__THE REQUEST__.
For each line below that includes the word "全日制教育", make a copy.

__ENTRIES__.
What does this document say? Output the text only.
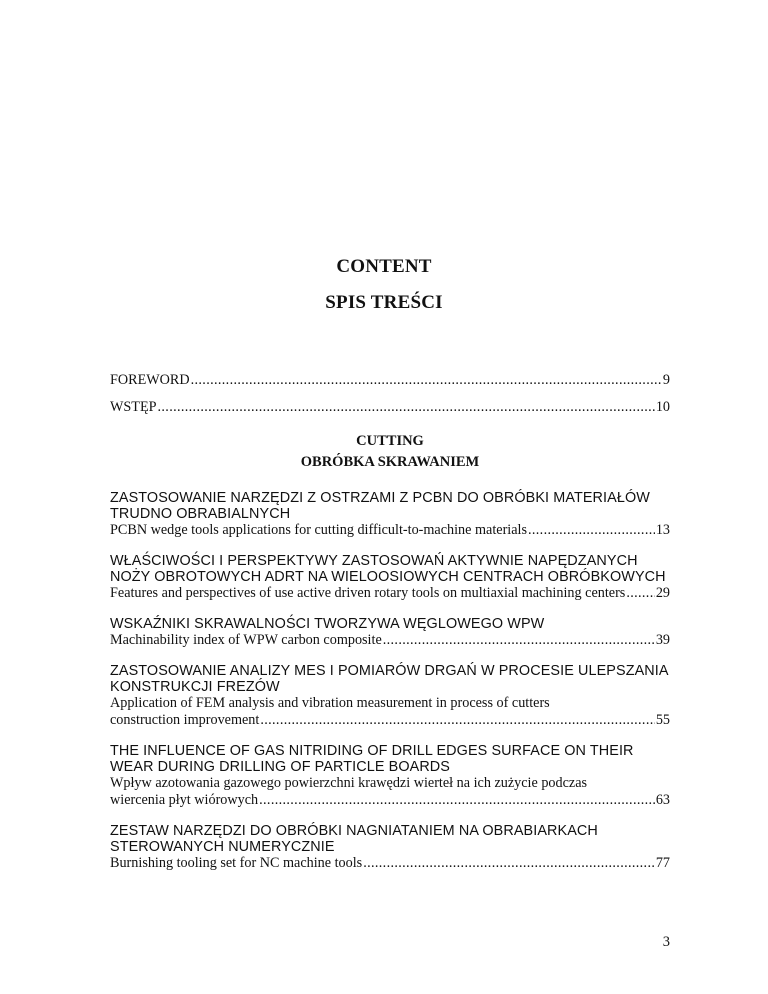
CONTENT
SPIS TREŚCI
FOREWORD . . .	9
WSTĘP . . .	10
CUTTING
OBRÓBKA SKRAWANIEM
ZASTOSOWANIE NARZĘDZI Z OSTRZAMI Z PCBN DO OBRÓBKI MATERIAŁÓW
TRUDNO OBRABIALNYCH
PCBN wedge tools applications for cutting difficult-to-machine materials . . .	13
WŁAŚCIWOŚCI I PERSPEKTYWY ZASTOSOWAŃ AKTYWNIE NAPĘDZANYCH
NOŻY OBROTOWYCH ADRT NA WIELOOSIOWYCH CENTRACH OBRÓBKOWYCH
Features and perspectives of use active driven rotary tools on multiaxial machining centers . . . 29
WSKAŹNIKI SKRAWALNOŚCI TWORZYWA WĘGLOWEGO WPW
Machinability index of WPW carbon composite . . .	39
ZASTOSOWANIE ANALIZY MES I POMIARÓW DRGAŃ W PROCESIE ULEPSZANIA
KONSTRUKCJI FREZÓW
Application of FEM analysis and vibration measurement in process of cutters
construction improvement . . .	55
THE INFLUENCE OF GAS NITRIDING OF DRILL EDGES SURFACE ON THEIR
WEAR DURING DRILLING OF PARTICLE BOARDS
Wpływ azotowania gazowego powierzchni krawędzi wierteł na ich zużycie podczas
wiercenia płyt wiórowych . . .	63
ZESTAW NARZĘDZI DO OBRÓBKI NAGNIATANIEM NA OBRABIARKACH
STEROWANYCH NUMERYCZNIE
Burnishing tooling set for NC machine tools . . .	77
3
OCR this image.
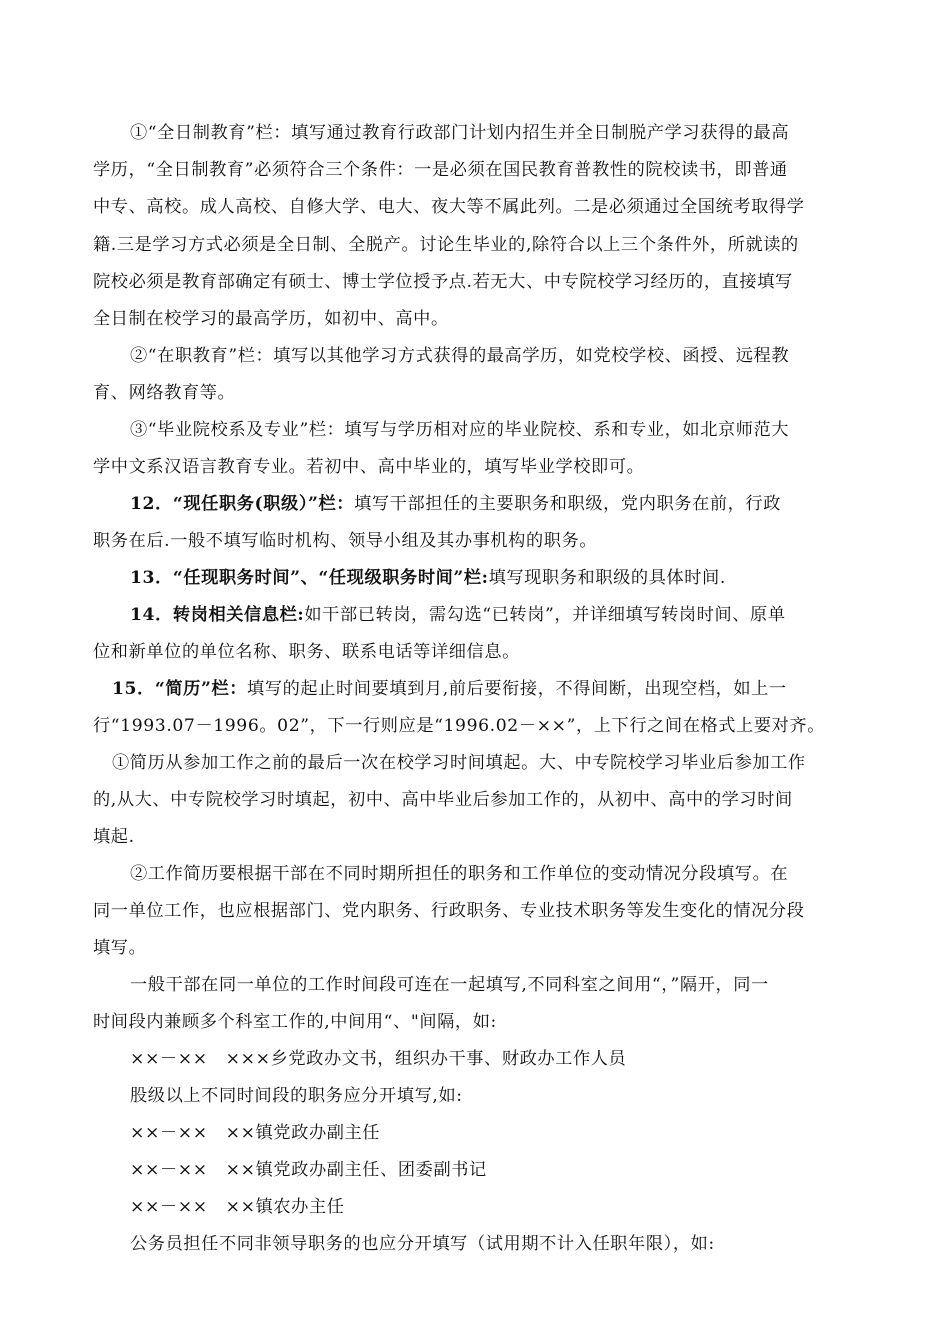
①“全日制教育”栏：填写通过教育行政部门计划内招生并全日制脱产学习获得的最高
学历，“全日制教育”必须符合三个条件：一是必须在国民教育普教性的院校读书，即普通
中专、高校。成人高校、自修大学、电大、夜大等不属此列。二是必须通过全国统考取得学
籍.三是学习方式必须是全日制、全脱产。讨论生毕业的,除符合以上三个条件外，所就读的
院校必须是教育部确定有硕士、博士学位授予点.若无大、中专院校学习经历的，直接填写
全日制在校学习的最高学历，如初中、高中。
②“在职教育”栏：填写以其他学习方式获得的最高学历，如党校学校、函授、远程教
育、网络教育等。
③“毕业院校系及专业”栏：填写与学历相对应的毕业院校、系和专业，如北京师范大
学中文系汉语言教育专业。若初中、高中毕业的，填写毕业学校即可。
12．“现任职务(职级）”栏：填写干部担任的主要职务和职级，党内职务在前，行政
职务在后.一般不填写临时机构、领导小组及其办事机构的职务。
13．“任现职务时间”、“任现级职务时间”栏:填写现职务和职级的具体时间.
14．转岗相关信息栏:如干部已转岗，需勾选“已转岗”，并详细填写转岗时间、原单
位和新单位的单位名称、职务、联系电话等详细信息。
15．“简历”栏：填写的起止时间要填到月,前后要衔接，不得间断，出现空档，如上一
行“1993.07－1996。02”，下一行则应是“1996.02－××”，上下行之间在格式上要对齐。
①简历从参加工作之前的最后一次在校学习时间填起。大、中专院校学习毕业后参加工作
的,从大、中专院校学习时填起，初中、高中毕业后参加工作的，从初中、高中的学习时间
填起.
②工作简历要根据干部在不同时期所担任的职务和工作单位的变动情况分段填写。在
同一单位工作，也应根据部门、党内职务、行政职务、专业技术职务等发生变化的情况分段
填写。
一般干部在同一单位的工作时间段可连在一起填写,不同科室之间用“，”隔开，同一
时间段内兼顾多个科室工作的,中间用“、"间隔，如:
××－××　×××乡党政办文书，组织办干事、财政办工作人员
股级以上不同时间段的职务应分开填写,如:
××－××　××镇党政办副主任
××－××　××镇党政办副主任、团委副书记
××－××　××镇农办主任
公务员担任不同非领导职务的也应分开填写（试用期不计入任职年限），如:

__CORRECT ANSWER__.
①“全日制教育”栏：填写通过教育行政部门计划内招生并全日制脱产学习获得的最高
学历，“全日制教育”必须符合三个条件：一是必须在国民教育普教性的院校读书，即普通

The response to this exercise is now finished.